Set problem:
Reproduce all lines of the listing below in which the word "Flower" occurs.

Records shown:

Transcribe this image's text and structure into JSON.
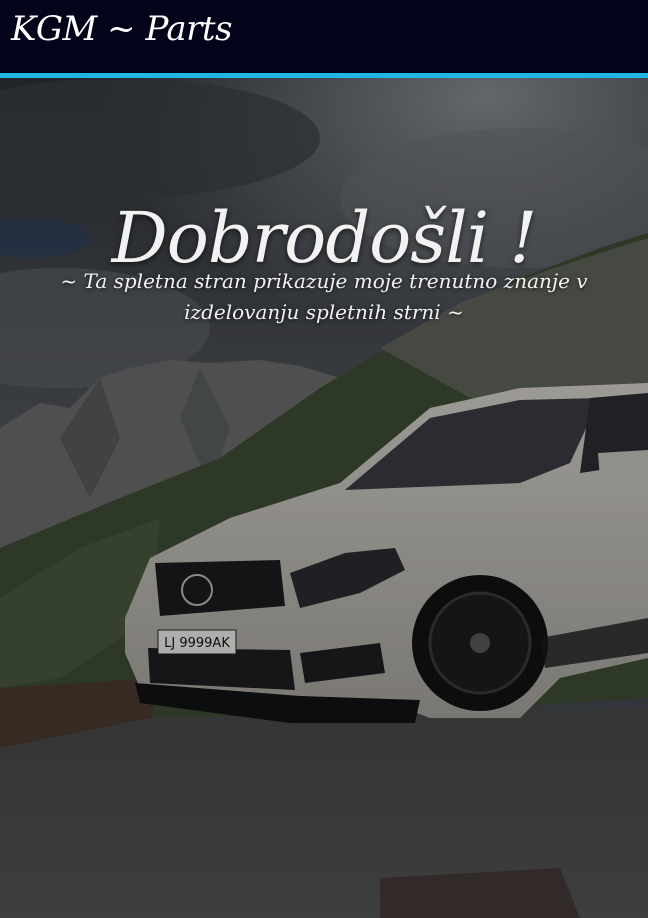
{
  "navbar": {
    "brand": "KGM ~ Parts",
    "accent_color": "#1fb6ea",
    "background_color": "#03031a"
  },
  "hero": {
    "title": "Dobrodošli !",
    "subtitle": "~ Ta spletna stran prikazuje moje trenutno znanje v izdelovanju spletnih strni ~",
    "background_image": {
      "license_plate": "LJ 9999AK"
    }
  }
}
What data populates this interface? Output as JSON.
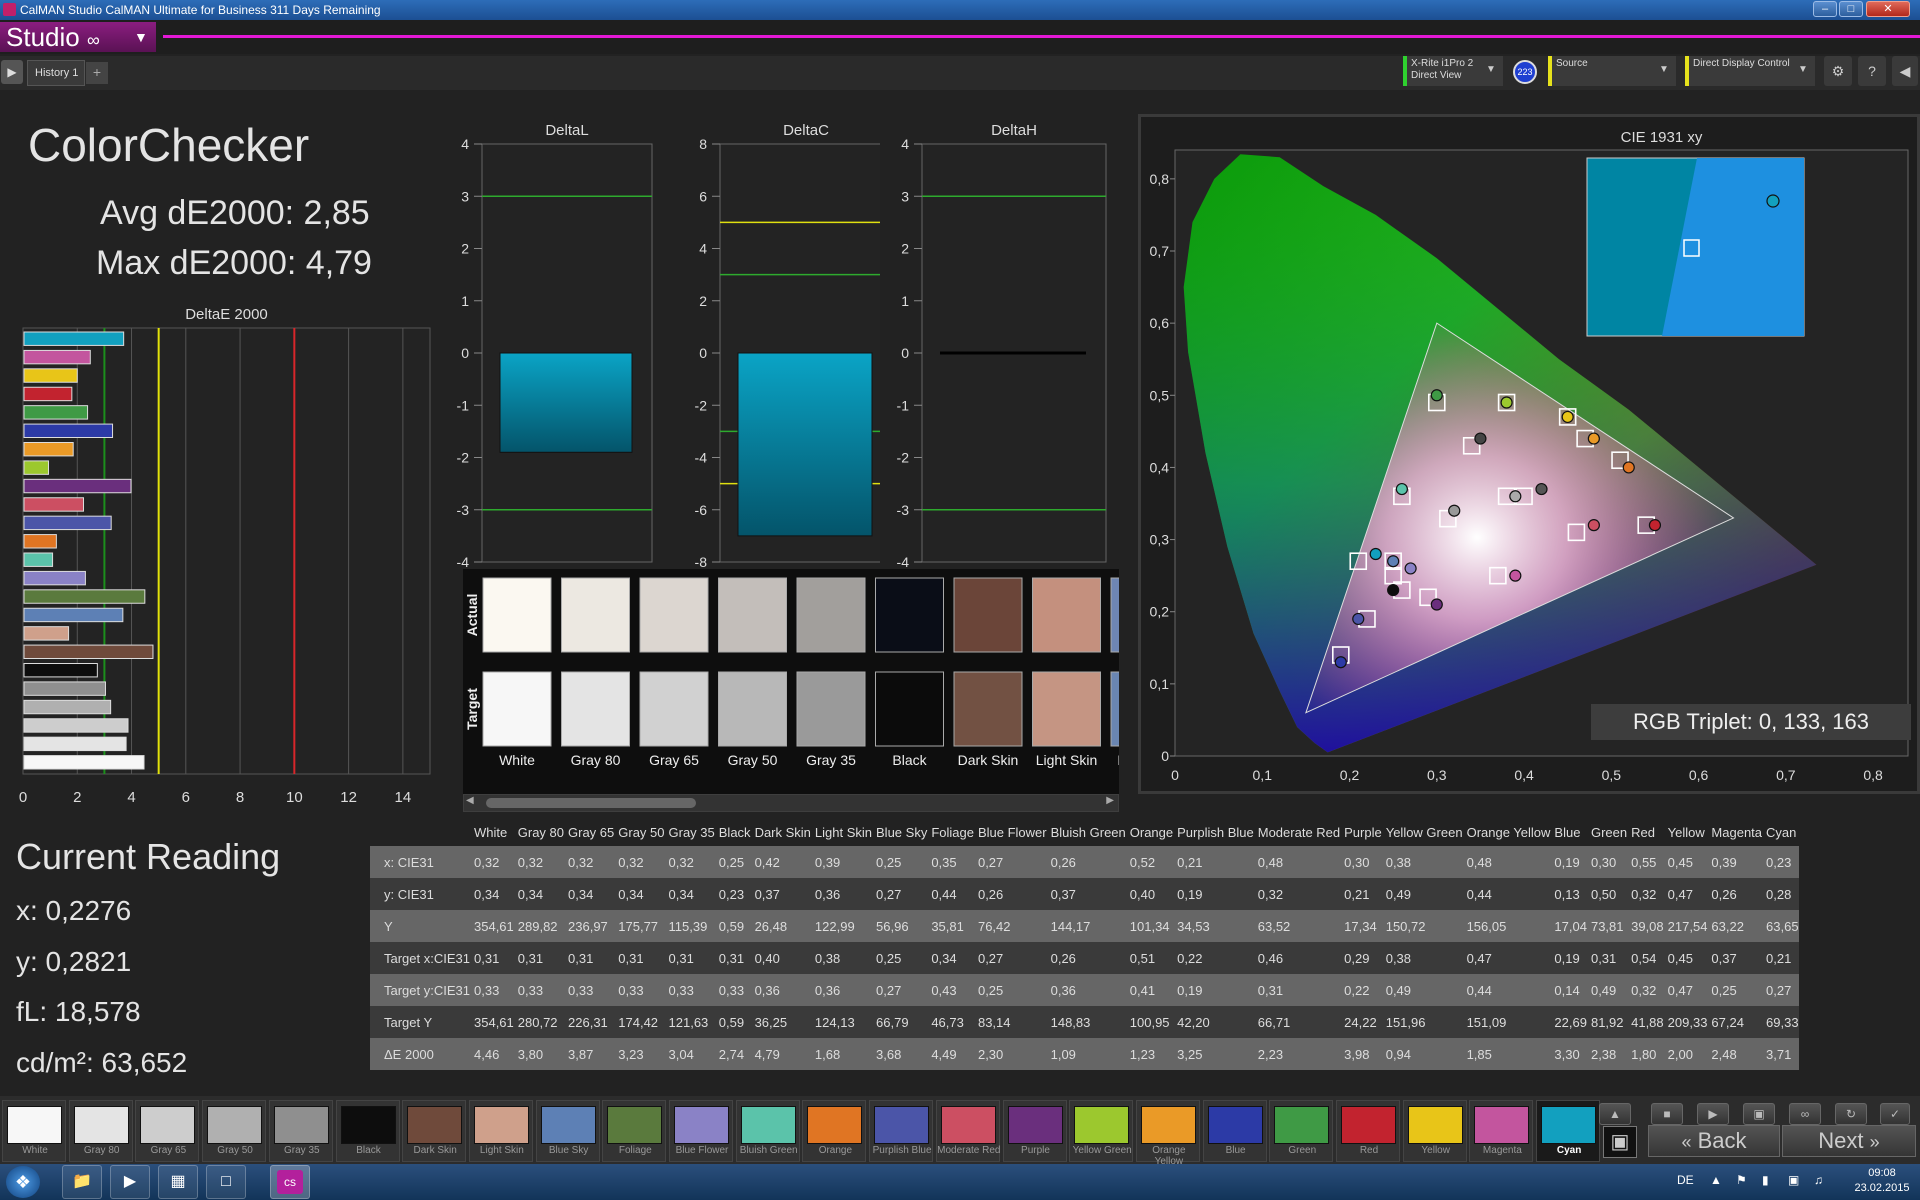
{
  "window": {
    "title": "CalMAN Studio CalMAN Ultimate for Business 311 Days Remaining"
  },
  "toolbar": {
    "studio_label": "Studio",
    "tab_label": "History 1",
    "meter": {
      "line1": "X-Rite i1Pro 2",
      "line2": "Direct View",
      "badge": "223"
    },
    "source": "Source",
    "display": "Direct Display Control"
  },
  "summary": {
    "title": "ColorChecker",
    "avg": "Avg dE2000: 2,85",
    "max": "Max dE2000: 4,79"
  },
  "reading": {
    "title": "Current Reading",
    "x": "x: 0,2276",
    "y": "y: 0,2821",
    "fl": "fL: 18,578",
    "cdm": "cd/m²: 63,652"
  },
  "chart_data": [
    {
      "type": "bar",
      "title": "DeltaE 2000",
      "orientation": "horizontal",
      "xticks": [
        "0",
        "2",
        "4",
        "6",
        "8",
        "10",
        "12",
        "14"
      ],
      "xlim": [
        0,
        15
      ],
      "threshold_lines": [
        {
          "value": 3,
          "color": "#1c8f1c"
        },
        {
          "value": 5,
          "color": "#e3e30a"
        },
        {
          "value": 10,
          "color": "#d8262a"
        }
      ],
      "categories": [
        "Cyan",
        "Magenta",
        "Yellow",
        "Red",
        "Green",
        "Blue",
        "Orange Yellow",
        "Yellow Green",
        "Purple",
        "Moderate Red",
        "Purplish Blue",
        "Orange",
        "Bluish Green",
        "Blue Flower",
        "Foliage",
        "Blue Sky",
        "Light Skin",
        "Dark Skin",
        "Black",
        "Gray 35",
        "Gray 50",
        "Gray 65",
        "Gray 80",
        "White"
      ],
      "values": [
        3.71,
        2.48,
        2.0,
        1.8,
        2.38,
        3.3,
        1.85,
        0.94,
        3.98,
        2.23,
        3.25,
        1.23,
        1.09,
        2.3,
        4.49,
        3.68,
        1.68,
        4.79,
        2.74,
        3.04,
        3.23,
        3.87,
        3.8,
        4.46
      ],
      "colors": [
        "#12a0bf",
        "#c3559e",
        "#e8c518",
        "#c2232f",
        "#3f9a45",
        "#2c3aa6",
        "#ea9a27",
        "#9cc82e",
        "#6a2f7d",
        "#cc4f62",
        "#4b55a8",
        "#e07523",
        "#5bc3aa",
        "#8a82c6",
        "#5a7a3d",
        "#5d80b5",
        "#cfa08b",
        "#6f4a3b",
        "#0d0d0d",
        "#8f8f8f",
        "#b0b0b0",
        "#cdcdcd",
        "#e4e4e4",
        "#f7f7f7"
      ]
    },
    {
      "type": "bar",
      "title": "DeltaL",
      "yticks": [
        "4",
        "3",
        "2",
        "1",
        "0",
        "-1",
        "-2",
        "-3",
        "-4"
      ],
      "ylim": [
        -4,
        4
      ],
      "values": [
        -1.9
      ],
      "lines": [
        {
          "value": 3,
          "color": "#2eaa2e"
        },
        {
          "value": -3,
          "color": "#2eaa2e"
        }
      ]
    },
    {
      "type": "bar",
      "title": "DeltaC",
      "yticks": [
        "8",
        "6",
        "4",
        "2",
        "0",
        "-2",
        "-4",
        "-6",
        "-8"
      ],
      "ylim": [
        -8,
        8
      ],
      "values": [
        -7.0
      ],
      "lines": [
        {
          "value": 5,
          "color": "#e0e010"
        },
        {
          "value": 3,
          "color": "#2eaa2e"
        },
        {
          "value": -3,
          "color": "#2eaa2e"
        },
        {
          "value": -5,
          "color": "#e0e010"
        }
      ]
    },
    {
      "type": "bar",
      "title": "DeltaH",
      "yticks": [
        "4",
        "3",
        "2",
        "1",
        "0",
        "-1",
        "-2",
        "-3",
        "-4"
      ],
      "ylim": [
        -4,
        4
      ],
      "values": [
        0.0
      ],
      "lines": [
        {
          "value": 3,
          "color": "#2eaa2e"
        },
        {
          "value": -3,
          "color": "#2eaa2e"
        }
      ]
    },
    {
      "type": "scatter",
      "title": "CIE 1931 xy",
      "xticks": [
        "0",
        "0,1",
        "0,2",
        "0,3",
        "0,4",
        "0,5",
        "0,6",
        "0,7",
        "0,8"
      ],
      "yticks": [
        "0",
        "0,1",
        "0,2",
        "0,3",
        "0,4",
        "0,5",
        "0,6",
        "0,7",
        "0,8"
      ],
      "xlim": [
        0,
        0.84
      ],
      "ylim": [
        0,
        0.84
      ],
      "gamut": [
        [
          0.64,
          0.33
        ],
        [
          0.3,
          0.6
        ],
        [
          0.15,
          0.06
        ]
      ],
      "targets": [
        [
          0.3127,
          0.329
        ],
        [
          0.4,
          0.36
        ],
        [
          0.38,
          0.36
        ],
        [
          0.25,
          0.27
        ],
        [
          0.34,
          0.43
        ],
        [
          0.25,
          0.25
        ],
        [
          0.26,
          0.36
        ],
        [
          0.51,
          0.41
        ],
        [
          0.22,
          0.19
        ],
        [
          0.46,
          0.31
        ],
        [
          0.29,
          0.22
        ],
        [
          0.38,
          0.49
        ],
        [
          0.47,
          0.44
        ],
        [
          0.19,
          0.14
        ],
        [
          0.3,
          0.49
        ],
        [
          0.54,
          0.32
        ],
        [
          0.45,
          0.47
        ],
        [
          0.37,
          0.25
        ],
        [
          0.21,
          0.27
        ],
        [
          0.26,
          0.23
        ]
      ],
      "actual": [
        [
          0.32,
          0.34
        ],
        [
          0.25,
          0.23
        ],
        [
          0.42,
          0.37
        ],
        [
          0.39,
          0.36
        ],
        [
          0.25,
          0.27
        ],
        [
          0.35,
          0.44
        ],
        [
          0.27,
          0.26
        ],
        [
          0.26,
          0.37
        ],
        [
          0.52,
          0.4
        ],
        [
          0.21,
          0.19
        ],
        [
          0.48,
          0.32
        ],
        [
          0.3,
          0.21
        ],
        [
          0.38,
          0.49
        ],
        [
          0.48,
          0.44
        ],
        [
          0.19,
          0.13
        ],
        [
          0.3,
          0.5
        ],
        [
          0.55,
          0.32
        ],
        [
          0.45,
          0.47
        ],
        [
          0.39,
          0.25
        ],
        [
          0.23,
          0.28
        ]
      ],
      "actual_colors": [
        "#999",
        "#0d0d0d",
        "#555",
        "#aaa",
        "#5d80b5",
        "#444",
        "#8a82c6",
        "#5bc3aa",
        "#e07523",
        "#4b55a8",
        "#cc4f62",
        "#6a2f7d",
        "#9cc82e",
        "#ea9a27",
        "#2c3aa6",
        "#3f9a45",
        "#c2232f",
        "#e8c518",
        "#c3559e",
        "#12a0bf"
      ],
      "inset_color": "#0085a3"
    }
  ],
  "rgb_triplet": "RGB Triplet: 0, 133, 163",
  "swatches": {
    "actual_label": "Actual",
    "target_label": "Target",
    "items": [
      {
        "label": "White",
        "actual": "#fbf8f1",
        "target": "#f7f7f7"
      },
      {
        "label": "Gray 80",
        "actual": "#ece8e1",
        "target": "#e4e4e4"
      },
      {
        "label": "Gray 65",
        "actual": "#dcd6d0",
        "target": "#d1d1d1"
      },
      {
        "label": "Gray 50",
        "actual": "#c3beba",
        "target": "#b8b8b8"
      },
      {
        "label": "Gray 35",
        "actual": "#a29f9c",
        "target": "#9a9a9a"
      },
      {
        "label": "Black",
        "actual": "#0a0d17",
        "target": "#0b0b0b"
      },
      {
        "label": "Dark Skin",
        "actual": "#6b4539",
        "target": "#725143"
      },
      {
        "label": "Light Skin",
        "actual": "#c4907e",
        "target": "#c59583"
      },
      {
        "label": "Blue Sky",
        "actual": "#6e86b4",
        "target": "#6a86b2"
      }
    ]
  },
  "table": {
    "columns": [
      "",
      "White",
      "Gray 80",
      "Gray 65",
      "Gray 50",
      "Gray 35",
      "Black",
      "Dark Skin",
      "Light Skin",
      "Blue Sky",
      "Foliage",
      "Blue Flower",
      "Bluish Green",
      "Orange",
      "Purplish Blue",
      "Moderate Red",
      "Purple",
      "Yellow Green",
      "Orange Yellow",
      "Blue",
      "Green",
      "Red",
      "Yellow",
      "Magenta",
      "Cyan"
    ],
    "rows": [
      [
        "x: CIE31",
        "0,32",
        "0,32",
        "0,32",
        "0,32",
        "0,32",
        "0,25",
        "0,42",
        "0,39",
        "0,25",
        "0,35",
        "0,27",
        "0,26",
        "0,52",
        "0,21",
        "0,48",
        "0,30",
        "0,38",
        "0,48",
        "0,19",
        "0,30",
        "0,55",
        "0,45",
        "0,39",
        "0,23"
      ],
      [
        "y: CIE31",
        "0,34",
        "0,34",
        "0,34",
        "0,34",
        "0,34",
        "0,23",
        "0,37",
        "0,36",
        "0,27",
        "0,44",
        "0,26",
        "0,37",
        "0,40",
        "0,19",
        "0,32",
        "0,21",
        "0,49",
        "0,44",
        "0,13",
        "0,50",
        "0,32",
        "0,47",
        "0,26",
        "0,28"
      ],
      [
        "Y",
        "354,61",
        "289,82",
        "236,97",
        "175,77",
        "115,39",
        "0,59",
        "26,48",
        "122,99",
        "56,96",
        "35,81",
        "76,42",
        "144,17",
        "101,34",
        "34,53",
        "63,52",
        "17,34",
        "150,72",
        "156,05",
        "17,04",
        "73,81",
        "39,08",
        "217,54",
        "63,22",
        "63,65"
      ],
      [
        "Target x:CIE31",
        "0,31",
        "0,31",
        "0,31",
        "0,31",
        "0,31",
        "0,31",
        "0,40",
        "0,38",
        "0,25",
        "0,34",
        "0,27",
        "0,26",
        "0,51",
        "0,22",
        "0,46",
        "0,29",
        "0,38",
        "0,47",
        "0,19",
        "0,31",
        "0,54",
        "0,45",
        "0,37",
        "0,21"
      ],
      [
        "Target y:CIE31",
        "0,33",
        "0,33",
        "0,33",
        "0,33",
        "0,33",
        "0,33",
        "0,36",
        "0,36",
        "0,27",
        "0,43",
        "0,25",
        "0,36",
        "0,41",
        "0,19",
        "0,31",
        "0,22",
        "0,49",
        "0,44",
        "0,14",
        "0,49",
        "0,32",
        "0,47",
        "0,25",
        "0,27"
      ],
      [
        "Target Y",
        "354,61",
        "280,72",
        "226,31",
        "174,42",
        "121,63",
        "0,59",
        "36,25",
        "124,13",
        "66,79",
        "46,73",
        "83,14",
        "148,83",
        "100,95",
        "42,20",
        "66,71",
        "24,22",
        "151,96",
        "151,09",
        "22,69",
        "81,92",
        "41,88",
        "209,33",
        "67,24",
        "69,33"
      ],
      [
        "ΔE 2000",
        "4,46",
        "3,80",
        "3,87",
        "3,23",
        "3,04",
        "2,74",
        "4,79",
        "1,68",
        "3,68",
        "4,49",
        "2,30",
        "1,09",
        "1,23",
        "3,25",
        "2,23",
        "3,98",
        "0,94",
        "1,85",
        "3,30",
        "2,38",
        "1,80",
        "2,00",
        "2,48",
        "3,71"
      ]
    ]
  },
  "bottom": {
    "swatches": [
      {
        "label": "White",
        "color": "#f7f7f7"
      },
      {
        "label": "Gray 80",
        "color": "#e4e4e4"
      },
      {
        "label": "Gray 65",
        "color": "#cdcdcd"
      },
      {
        "label": "Gray 50",
        "color": "#b0b0b0"
      },
      {
        "label": "Gray 35",
        "color": "#8f8f8f"
      },
      {
        "label": "Black",
        "color": "#0d0d0d"
      },
      {
        "label": "Dark Skin",
        "color": "#6f4a3b"
      },
      {
        "label": "Light Skin",
        "color": "#cfa08b"
      },
      {
        "label": "Blue Sky",
        "color": "#5d80b5"
      },
      {
        "label": "Foliage",
        "color": "#5a7a3d"
      },
      {
        "label": "Blue Flower",
        "color": "#8a82c6"
      },
      {
        "label": "Bluish Green",
        "color": "#5bc3aa"
      },
      {
        "label": "Orange",
        "color": "#e07523"
      },
      {
        "label": "Purplish Blue",
        "color": "#4b55a8"
      },
      {
        "label": "Moderate Red",
        "color": "#cc4f62"
      },
      {
        "label": "Purple",
        "color": "#6a2f7d"
      },
      {
        "label": "Yellow Green",
        "color": "#9cc82e"
      },
      {
        "label": "Orange Yellow",
        "color": "#ea9a27"
      },
      {
        "label": "Blue",
        "color": "#2c3aa6"
      },
      {
        "label": "Green",
        "color": "#3f9a45"
      },
      {
        "label": "Red",
        "color": "#c2232f"
      },
      {
        "label": "Yellow",
        "color": "#e8c518"
      },
      {
        "label": "Magenta",
        "color": "#c3559e"
      },
      {
        "label": "Cyan",
        "color": "#12a0bf"
      }
    ],
    "selected": "Cyan",
    "back_label": "Back",
    "next_label": "Next"
  },
  "taskbar": {
    "lang": "DE",
    "time": "09:08",
    "date": "23.02.2015"
  }
}
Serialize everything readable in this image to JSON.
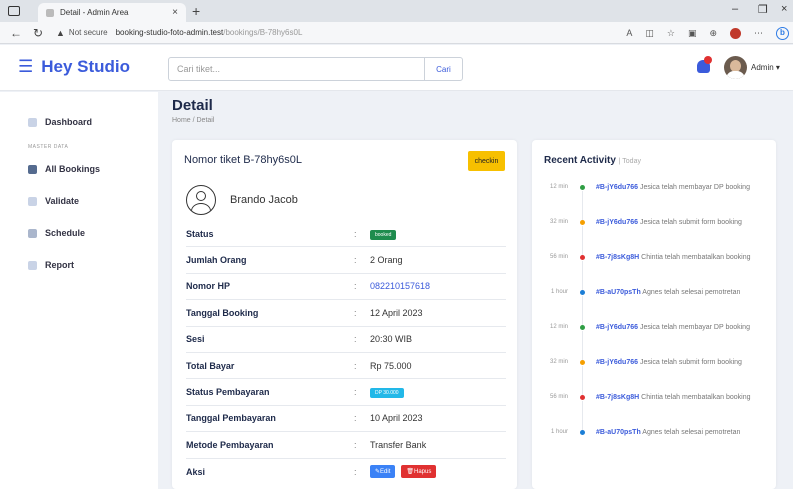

Result:
        "Blue Flower",
      "Blue Flower",
        "label": "Blue Flower",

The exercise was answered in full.